SET EXERCISE → Reproduce all records verbatim.

━━━━━ SUPPLIED DATA ━━━━━

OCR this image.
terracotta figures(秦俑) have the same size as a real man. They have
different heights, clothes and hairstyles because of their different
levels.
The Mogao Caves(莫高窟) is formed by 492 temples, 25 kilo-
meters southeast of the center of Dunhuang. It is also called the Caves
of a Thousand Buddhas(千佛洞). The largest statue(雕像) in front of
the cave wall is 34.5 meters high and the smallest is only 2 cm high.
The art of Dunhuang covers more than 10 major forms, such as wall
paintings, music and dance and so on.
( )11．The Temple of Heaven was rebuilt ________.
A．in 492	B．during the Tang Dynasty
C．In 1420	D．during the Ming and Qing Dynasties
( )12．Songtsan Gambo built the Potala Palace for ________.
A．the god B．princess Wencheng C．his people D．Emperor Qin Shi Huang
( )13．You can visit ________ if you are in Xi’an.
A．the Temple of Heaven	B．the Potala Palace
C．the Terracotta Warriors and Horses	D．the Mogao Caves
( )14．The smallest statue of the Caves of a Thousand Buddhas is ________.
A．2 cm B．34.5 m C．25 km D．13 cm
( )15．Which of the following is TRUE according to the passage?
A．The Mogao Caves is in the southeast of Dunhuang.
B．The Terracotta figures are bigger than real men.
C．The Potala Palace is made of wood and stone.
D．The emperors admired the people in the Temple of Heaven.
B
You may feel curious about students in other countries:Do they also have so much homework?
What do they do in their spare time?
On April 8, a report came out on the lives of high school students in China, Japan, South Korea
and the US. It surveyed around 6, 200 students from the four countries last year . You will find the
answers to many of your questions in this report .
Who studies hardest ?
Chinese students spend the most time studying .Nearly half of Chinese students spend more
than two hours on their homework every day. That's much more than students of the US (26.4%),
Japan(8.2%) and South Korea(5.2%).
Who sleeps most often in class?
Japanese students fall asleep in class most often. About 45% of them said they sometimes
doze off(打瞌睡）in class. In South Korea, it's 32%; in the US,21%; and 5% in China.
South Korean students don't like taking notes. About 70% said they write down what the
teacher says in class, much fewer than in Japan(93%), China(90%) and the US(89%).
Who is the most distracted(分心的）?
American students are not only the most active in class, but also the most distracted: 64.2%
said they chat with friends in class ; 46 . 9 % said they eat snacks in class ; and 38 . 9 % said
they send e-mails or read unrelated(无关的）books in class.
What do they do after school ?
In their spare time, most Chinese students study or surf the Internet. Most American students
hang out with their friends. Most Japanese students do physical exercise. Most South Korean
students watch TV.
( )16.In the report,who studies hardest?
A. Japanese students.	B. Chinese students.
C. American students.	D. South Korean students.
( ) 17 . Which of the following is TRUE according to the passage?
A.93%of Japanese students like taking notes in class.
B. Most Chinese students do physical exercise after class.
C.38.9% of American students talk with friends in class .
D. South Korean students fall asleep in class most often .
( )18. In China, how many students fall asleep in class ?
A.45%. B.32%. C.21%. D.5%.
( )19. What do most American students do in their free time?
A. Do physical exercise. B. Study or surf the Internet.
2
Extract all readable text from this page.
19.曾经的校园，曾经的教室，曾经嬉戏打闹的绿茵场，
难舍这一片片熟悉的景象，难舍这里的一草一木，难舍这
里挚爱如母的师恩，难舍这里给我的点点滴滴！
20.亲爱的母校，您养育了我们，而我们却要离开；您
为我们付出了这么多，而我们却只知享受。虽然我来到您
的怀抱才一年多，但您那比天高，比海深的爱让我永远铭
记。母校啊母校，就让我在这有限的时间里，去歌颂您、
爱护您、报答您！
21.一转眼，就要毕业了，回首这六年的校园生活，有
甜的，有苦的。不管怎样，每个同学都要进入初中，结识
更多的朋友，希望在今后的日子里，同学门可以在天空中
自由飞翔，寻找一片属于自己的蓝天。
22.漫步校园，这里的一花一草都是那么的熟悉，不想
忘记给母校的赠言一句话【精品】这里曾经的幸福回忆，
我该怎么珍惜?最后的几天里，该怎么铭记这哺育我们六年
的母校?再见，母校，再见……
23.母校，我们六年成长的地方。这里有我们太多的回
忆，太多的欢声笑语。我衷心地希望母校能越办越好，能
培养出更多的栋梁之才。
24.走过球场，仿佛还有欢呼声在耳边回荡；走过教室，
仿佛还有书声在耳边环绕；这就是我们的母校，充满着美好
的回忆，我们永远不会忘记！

━━━━━

WRITTEN ANSWER →
OCR this image.
terracotta figures(秦俑) have the same size as a real man. They have
different heights, clothes and hairstyles because of their different
levels.
The Mogao Caves(莫高窟) is formed by 492 temples, 25 kilo-
meters southeast of the center of Dunhuang. It is also called the Caves
of a Thousand Buddhas(千佛洞). The largest statue(雕像) in front of
the cave wall is 34.5 meters high and the smallest is only 2 cm high.
The art of Dunhuang covers more than 10 major forms, such as wall
paintings, music and dance and so on.
( )11．The Temple of Heaven was rebuilt ________.
A．in 492	B．during the Tang Dynasty
C．In 1420	D．during the Ming and Qing Dynasties
( )12．Songtsan Gambo built the Potala Palace for ________.
A．the god B．princess Wencheng C．his people D．Emperor Qin Shi Huang
( )13．You can visit ________ if you are in Xi’an.
A．the Temple of Heaven	B．the Potala Palace
C．the Terracotta Warriors and Horses	D．the Mogao Caves
( )14．The smallest statue of the Caves of a Thousand Buddhas is ________.
A．2 cm B．34.5 m C．25 km D．13 cm
( )15．Which of the following is TRUE according to the passage?
A．The Mogao Caves is in the southeast of Dunhuang.
B．The Terracotta figures are bigger than real men.
C．The Potala Palace is made of wood and stone.
D．The emperors admired the people in the Temple of Heaven.
B
You may feel curious about students in other countries:Do they also have so much homework?
What do they do in their spare time?
On April 8, a report came out on the lives of high school students in China, Japan, South Korea
and the US. It surveyed around 6, 200 students from the four countries last year . You will find the
answers to many of your questions in this report .
Who studies hardest ?
Chinese students spend the most time studying .Nearly half of Chinese students spend more
than two hours on their homework every day. That's much more than students of the US (26.4%),
Japan(8.2%) and South Korea(5.2%).
Who sleeps most often in class?
Japanese students fall asleep in class most often. About 45% of them said they sometimes
doze off(打瞌睡）in class. In South Korea, it's 32%; in the US,21%; and 5% in China.
South Korean students don't like taking notes. About 70% said they write down what the
teacher says in class, much fewer than in Japan(93%), China(90%) and the US(89%).
Who is the most distracted(分心的）?
American students are not only the most active in class, but also the most distracted: 64.2%
said they chat with friends in class ; 46 . 9 % said they eat snacks in class ; and 38 . 9 % said
they send e-mails or read unrelated(无关的）books in class.
What do they do after school ?
In their spare time, most Chinese students study or surf the Internet. Most American students
hang out with their friends. Most Japanese students do physical exercise. Most South Korean
students watch TV.
( )16.In the report,who studies hardest?
A. Japanese students.	B. Chinese students.
C. American students.	D. South Korean students.
( ) 17 . Which of the following is TRUE according to the passage?
A.93%of Japanese students like taking notes in class.
B. Most Chinese students do physical exercise after class.
C.38.9% of American students talk with friends in class .
D. South Korean students fall asleep in class most often .
( )18. In China, how many students fall asleep in class ?
A.45%. B.32%. C.21%. D.5%.
( )19. What do most American students do in their free time?
A. Do physical exercise. B. Study or surf the Internet.
2
Extract all readable text from this page.
19.曾经的校园，曾经的教室，曾经嬉戏打闹的绿茵场，
难舍这一片片熟悉的景象，难舍这里的一草一木，难舍这
里挚爱如母的师恩，难舍这里给我的点点滴滴！
20.亲爱的母校，您养育了我们，而我们却要离开；您
为我们付出了这么多，而我们却只知享受。虽然我来到您
的怀抱才一年多，但您那比天高，比海深的爱让我永远铭
记。母校啊母校，就让我在这有限的时间里，去歌颂您、
爱护您、报答您！
21.一转眼，就要毕业了，回首这六年的校园生活，有
甜的，有苦的。不管怎样，每个同学都要进入初中，结识
更多的朋友，希望在今后的日子里，同学门可以在天空中
自由飞翔，寻找一片属于自己的蓝天。
22.漫步校园，这里的一花一草都是那么的熟悉，不想
忘记给母校的赠言一句话【精品】这里曾经的幸福回忆，
我该怎么珍惜?最后的几天里，该怎么铭记这哺育我们六年
的母校?再见，母校，再见……
23.母校，我们六年成长的地方。这里有我们太多的回
忆，太多的欢声笑语。我衷心地希望母校能越办越好，能
培养出更多的栋梁之才。
24.走过球场，仿佛还有欢呼声在耳边回荡；走过教室，
仿佛还有书声在耳边环绕；这就是我们的母校，充满着美好
的回忆，我们永远不会忘记！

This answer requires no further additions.